(Data listing)
------------------------------
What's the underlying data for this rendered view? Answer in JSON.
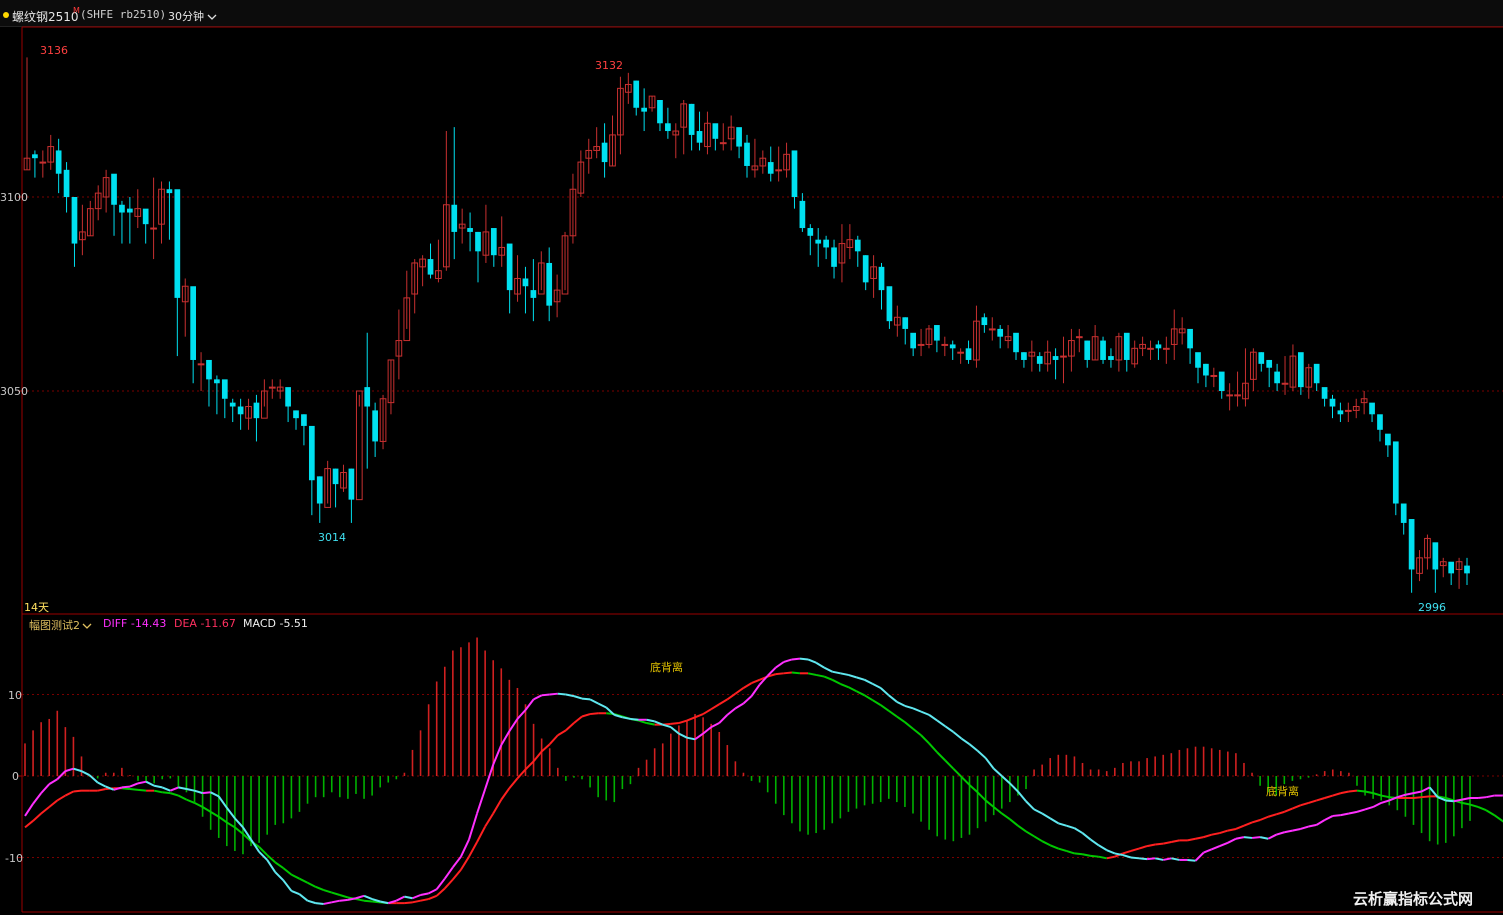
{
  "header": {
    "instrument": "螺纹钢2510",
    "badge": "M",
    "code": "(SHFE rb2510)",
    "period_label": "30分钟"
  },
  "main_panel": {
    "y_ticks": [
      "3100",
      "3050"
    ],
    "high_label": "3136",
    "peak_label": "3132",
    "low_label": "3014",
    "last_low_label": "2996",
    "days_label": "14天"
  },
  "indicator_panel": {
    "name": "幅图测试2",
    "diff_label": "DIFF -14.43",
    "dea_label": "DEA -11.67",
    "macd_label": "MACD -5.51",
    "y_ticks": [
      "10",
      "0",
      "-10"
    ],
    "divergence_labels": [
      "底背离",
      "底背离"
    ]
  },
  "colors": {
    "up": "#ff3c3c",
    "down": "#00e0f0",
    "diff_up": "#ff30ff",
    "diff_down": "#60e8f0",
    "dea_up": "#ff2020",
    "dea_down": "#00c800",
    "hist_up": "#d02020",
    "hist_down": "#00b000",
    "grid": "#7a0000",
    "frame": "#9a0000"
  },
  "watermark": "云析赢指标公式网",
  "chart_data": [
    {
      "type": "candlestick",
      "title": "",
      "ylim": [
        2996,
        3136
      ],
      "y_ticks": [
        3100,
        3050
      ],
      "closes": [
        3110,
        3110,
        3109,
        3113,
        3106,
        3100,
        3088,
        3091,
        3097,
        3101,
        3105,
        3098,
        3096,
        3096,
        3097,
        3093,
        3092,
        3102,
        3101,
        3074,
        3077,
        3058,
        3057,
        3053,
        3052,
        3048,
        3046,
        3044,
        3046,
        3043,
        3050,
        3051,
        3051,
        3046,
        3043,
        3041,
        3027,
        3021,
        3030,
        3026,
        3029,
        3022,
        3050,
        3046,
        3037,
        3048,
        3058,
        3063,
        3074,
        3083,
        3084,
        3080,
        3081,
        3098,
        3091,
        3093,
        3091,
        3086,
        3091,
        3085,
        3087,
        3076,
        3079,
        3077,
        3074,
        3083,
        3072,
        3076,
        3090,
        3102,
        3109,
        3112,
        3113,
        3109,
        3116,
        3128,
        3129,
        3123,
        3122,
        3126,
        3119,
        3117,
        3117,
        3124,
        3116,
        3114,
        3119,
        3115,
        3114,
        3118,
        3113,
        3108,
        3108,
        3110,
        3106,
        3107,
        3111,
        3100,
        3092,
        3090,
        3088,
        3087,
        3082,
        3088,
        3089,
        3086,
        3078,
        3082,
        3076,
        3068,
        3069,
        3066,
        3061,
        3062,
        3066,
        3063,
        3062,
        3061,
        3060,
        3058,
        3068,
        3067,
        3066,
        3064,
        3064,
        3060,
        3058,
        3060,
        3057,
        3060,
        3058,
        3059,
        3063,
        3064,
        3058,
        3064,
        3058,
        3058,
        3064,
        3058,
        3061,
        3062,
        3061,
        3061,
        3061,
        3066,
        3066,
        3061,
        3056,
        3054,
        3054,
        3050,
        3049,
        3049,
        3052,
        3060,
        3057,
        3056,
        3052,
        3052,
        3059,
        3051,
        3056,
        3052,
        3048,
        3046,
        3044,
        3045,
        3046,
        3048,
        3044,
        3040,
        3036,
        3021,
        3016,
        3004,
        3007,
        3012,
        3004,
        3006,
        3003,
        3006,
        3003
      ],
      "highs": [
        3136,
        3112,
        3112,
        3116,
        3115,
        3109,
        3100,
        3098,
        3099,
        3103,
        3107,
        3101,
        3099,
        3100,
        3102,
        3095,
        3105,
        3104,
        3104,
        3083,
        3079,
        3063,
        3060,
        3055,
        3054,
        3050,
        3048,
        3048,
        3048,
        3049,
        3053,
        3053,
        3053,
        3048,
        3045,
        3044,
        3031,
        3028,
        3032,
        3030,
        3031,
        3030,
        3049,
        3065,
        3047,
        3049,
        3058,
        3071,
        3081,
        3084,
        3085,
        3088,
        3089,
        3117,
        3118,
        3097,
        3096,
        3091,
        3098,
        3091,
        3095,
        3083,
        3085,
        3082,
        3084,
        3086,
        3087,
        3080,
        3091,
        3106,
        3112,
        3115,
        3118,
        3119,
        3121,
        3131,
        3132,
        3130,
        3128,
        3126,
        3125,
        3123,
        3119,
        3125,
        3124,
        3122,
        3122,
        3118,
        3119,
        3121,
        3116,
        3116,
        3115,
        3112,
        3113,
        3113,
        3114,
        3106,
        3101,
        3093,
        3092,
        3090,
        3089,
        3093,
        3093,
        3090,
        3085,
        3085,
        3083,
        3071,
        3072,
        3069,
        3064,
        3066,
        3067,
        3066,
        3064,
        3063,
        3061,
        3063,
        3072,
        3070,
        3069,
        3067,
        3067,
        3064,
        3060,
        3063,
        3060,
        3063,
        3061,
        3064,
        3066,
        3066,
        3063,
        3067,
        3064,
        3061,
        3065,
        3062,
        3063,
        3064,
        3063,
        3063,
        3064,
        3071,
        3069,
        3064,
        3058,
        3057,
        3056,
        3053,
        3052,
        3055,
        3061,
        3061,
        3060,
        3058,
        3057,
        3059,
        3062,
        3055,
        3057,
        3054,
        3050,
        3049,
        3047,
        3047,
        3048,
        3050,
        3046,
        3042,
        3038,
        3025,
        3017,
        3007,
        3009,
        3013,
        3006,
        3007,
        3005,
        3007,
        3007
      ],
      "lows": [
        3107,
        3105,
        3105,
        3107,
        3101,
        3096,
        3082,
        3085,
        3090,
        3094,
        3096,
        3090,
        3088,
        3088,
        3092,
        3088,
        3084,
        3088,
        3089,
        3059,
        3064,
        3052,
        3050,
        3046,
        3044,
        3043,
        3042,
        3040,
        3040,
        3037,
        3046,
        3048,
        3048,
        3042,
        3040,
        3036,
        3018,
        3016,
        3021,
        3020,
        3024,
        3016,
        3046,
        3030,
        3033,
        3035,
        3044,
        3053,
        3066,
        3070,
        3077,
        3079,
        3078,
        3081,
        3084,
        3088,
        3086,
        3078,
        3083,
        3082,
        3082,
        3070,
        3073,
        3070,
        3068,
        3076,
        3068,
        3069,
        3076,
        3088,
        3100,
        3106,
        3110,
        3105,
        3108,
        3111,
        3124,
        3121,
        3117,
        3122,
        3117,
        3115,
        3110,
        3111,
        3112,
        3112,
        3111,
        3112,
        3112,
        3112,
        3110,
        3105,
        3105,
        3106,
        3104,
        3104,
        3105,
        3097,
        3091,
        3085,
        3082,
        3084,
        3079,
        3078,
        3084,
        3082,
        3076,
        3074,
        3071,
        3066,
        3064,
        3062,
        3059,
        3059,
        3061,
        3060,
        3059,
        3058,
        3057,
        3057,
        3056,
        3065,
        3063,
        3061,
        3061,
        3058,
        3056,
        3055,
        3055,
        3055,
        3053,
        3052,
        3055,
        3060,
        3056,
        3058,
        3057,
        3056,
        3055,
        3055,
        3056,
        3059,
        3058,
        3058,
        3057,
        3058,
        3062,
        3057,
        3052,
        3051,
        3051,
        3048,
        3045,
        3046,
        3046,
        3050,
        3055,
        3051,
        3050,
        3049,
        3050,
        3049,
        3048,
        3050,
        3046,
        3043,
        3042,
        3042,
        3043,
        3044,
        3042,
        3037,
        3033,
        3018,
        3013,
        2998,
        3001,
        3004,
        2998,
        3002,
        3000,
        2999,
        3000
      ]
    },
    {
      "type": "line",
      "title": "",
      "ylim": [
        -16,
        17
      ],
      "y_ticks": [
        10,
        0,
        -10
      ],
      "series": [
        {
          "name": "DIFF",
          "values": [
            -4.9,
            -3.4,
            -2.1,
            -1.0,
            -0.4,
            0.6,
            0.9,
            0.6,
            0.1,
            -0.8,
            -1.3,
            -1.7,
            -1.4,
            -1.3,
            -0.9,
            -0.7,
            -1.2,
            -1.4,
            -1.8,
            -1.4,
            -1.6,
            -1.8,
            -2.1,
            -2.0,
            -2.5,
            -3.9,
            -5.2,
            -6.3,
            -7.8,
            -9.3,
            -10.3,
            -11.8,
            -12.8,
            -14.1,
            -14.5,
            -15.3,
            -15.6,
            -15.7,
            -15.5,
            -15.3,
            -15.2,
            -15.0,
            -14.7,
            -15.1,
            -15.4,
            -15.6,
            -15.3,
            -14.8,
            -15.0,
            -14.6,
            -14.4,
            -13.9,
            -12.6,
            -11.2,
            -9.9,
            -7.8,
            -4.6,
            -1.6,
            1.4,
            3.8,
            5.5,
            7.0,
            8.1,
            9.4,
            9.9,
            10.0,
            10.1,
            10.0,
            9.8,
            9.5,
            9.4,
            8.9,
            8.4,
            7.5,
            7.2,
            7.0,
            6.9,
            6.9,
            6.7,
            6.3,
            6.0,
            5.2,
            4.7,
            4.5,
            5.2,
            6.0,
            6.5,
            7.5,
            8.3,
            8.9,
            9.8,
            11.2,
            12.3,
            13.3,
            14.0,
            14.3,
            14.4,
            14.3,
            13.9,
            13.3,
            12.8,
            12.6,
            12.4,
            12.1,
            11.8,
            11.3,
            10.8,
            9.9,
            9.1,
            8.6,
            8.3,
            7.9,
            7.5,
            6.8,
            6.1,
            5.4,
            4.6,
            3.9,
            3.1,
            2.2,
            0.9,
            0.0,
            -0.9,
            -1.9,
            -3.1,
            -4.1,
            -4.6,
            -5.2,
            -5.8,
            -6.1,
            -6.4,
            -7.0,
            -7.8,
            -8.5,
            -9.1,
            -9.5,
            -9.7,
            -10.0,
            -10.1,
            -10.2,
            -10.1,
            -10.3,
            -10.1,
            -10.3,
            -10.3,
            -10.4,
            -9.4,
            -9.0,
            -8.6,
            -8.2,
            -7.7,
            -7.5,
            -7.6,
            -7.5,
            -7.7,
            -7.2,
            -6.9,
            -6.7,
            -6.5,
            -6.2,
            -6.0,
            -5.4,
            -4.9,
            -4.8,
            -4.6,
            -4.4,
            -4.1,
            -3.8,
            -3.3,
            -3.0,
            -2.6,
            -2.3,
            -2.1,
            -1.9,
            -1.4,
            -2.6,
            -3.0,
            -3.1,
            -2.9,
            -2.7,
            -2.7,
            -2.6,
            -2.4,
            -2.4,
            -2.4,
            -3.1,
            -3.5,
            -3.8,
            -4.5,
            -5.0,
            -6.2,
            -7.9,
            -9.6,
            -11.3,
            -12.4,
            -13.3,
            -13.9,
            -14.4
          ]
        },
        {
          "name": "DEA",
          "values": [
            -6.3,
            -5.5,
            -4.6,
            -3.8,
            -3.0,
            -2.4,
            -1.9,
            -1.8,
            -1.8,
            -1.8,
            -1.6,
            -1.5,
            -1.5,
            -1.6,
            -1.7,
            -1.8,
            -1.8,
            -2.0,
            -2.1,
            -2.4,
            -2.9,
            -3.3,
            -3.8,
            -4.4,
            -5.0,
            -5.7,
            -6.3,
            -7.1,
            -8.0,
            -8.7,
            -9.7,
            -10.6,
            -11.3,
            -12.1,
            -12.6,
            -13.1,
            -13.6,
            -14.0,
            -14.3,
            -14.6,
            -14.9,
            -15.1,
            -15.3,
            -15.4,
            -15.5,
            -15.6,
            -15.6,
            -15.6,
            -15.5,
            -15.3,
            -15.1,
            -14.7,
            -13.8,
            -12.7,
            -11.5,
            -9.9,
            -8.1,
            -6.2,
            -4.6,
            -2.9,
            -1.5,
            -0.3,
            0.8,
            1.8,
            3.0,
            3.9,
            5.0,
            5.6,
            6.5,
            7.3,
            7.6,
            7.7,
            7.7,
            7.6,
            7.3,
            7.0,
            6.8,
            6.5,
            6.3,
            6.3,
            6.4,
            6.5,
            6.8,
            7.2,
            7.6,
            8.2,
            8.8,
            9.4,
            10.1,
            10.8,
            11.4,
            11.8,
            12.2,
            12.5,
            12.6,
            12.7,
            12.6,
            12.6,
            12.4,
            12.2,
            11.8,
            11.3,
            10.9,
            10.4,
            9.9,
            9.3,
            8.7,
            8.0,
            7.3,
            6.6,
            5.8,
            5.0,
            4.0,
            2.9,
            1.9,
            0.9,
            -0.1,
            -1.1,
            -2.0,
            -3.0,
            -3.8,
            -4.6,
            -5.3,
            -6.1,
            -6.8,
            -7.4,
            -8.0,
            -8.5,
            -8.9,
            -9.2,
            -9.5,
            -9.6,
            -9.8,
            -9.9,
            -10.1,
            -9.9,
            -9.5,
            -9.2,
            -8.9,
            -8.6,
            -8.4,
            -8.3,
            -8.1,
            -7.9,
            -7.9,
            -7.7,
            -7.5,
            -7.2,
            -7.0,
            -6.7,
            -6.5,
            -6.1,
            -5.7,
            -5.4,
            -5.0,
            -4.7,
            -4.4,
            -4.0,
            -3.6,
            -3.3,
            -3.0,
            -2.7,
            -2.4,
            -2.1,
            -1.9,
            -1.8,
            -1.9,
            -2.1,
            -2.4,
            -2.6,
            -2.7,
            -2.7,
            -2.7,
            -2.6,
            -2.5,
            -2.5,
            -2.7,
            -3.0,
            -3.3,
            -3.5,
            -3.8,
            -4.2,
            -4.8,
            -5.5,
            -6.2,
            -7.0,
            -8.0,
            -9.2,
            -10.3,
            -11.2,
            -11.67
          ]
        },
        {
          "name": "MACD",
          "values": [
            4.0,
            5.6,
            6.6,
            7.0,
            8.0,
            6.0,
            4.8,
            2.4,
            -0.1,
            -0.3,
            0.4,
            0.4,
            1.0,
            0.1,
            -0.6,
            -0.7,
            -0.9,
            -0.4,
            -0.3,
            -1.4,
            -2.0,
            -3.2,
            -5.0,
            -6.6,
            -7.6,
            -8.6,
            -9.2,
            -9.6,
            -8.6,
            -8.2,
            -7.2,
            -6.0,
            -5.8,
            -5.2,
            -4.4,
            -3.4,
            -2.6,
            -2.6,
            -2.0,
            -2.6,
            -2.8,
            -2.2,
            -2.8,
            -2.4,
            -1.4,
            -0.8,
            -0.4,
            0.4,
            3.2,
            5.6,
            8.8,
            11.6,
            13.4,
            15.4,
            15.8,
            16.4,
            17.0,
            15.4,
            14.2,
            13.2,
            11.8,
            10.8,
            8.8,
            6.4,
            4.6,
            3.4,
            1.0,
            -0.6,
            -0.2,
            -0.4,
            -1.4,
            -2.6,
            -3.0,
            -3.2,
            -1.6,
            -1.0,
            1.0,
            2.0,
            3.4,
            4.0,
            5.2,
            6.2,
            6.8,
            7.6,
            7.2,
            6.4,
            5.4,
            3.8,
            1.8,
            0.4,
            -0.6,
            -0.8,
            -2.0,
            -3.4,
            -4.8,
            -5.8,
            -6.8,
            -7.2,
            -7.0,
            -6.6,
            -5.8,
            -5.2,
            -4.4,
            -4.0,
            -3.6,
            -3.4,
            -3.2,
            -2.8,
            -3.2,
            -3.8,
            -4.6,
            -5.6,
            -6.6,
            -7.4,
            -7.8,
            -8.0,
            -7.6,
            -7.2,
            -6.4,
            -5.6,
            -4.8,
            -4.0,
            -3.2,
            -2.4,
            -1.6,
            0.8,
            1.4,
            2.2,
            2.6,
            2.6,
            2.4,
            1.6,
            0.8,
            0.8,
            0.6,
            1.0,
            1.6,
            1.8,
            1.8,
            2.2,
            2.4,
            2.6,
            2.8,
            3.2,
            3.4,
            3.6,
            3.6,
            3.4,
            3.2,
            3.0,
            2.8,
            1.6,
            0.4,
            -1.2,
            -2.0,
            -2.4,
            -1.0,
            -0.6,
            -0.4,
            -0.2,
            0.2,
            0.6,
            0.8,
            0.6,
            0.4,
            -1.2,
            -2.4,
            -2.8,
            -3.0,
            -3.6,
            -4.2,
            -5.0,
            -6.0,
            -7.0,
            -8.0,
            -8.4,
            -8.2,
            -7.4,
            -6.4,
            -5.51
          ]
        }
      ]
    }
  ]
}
------------------------------
*Prompt*
Report all lines of the data above that include the string "name".

*The response*
    "name": "幅图测试2",
          "name": "DIFF",
          "name": "DEA",
          "name": "MACD",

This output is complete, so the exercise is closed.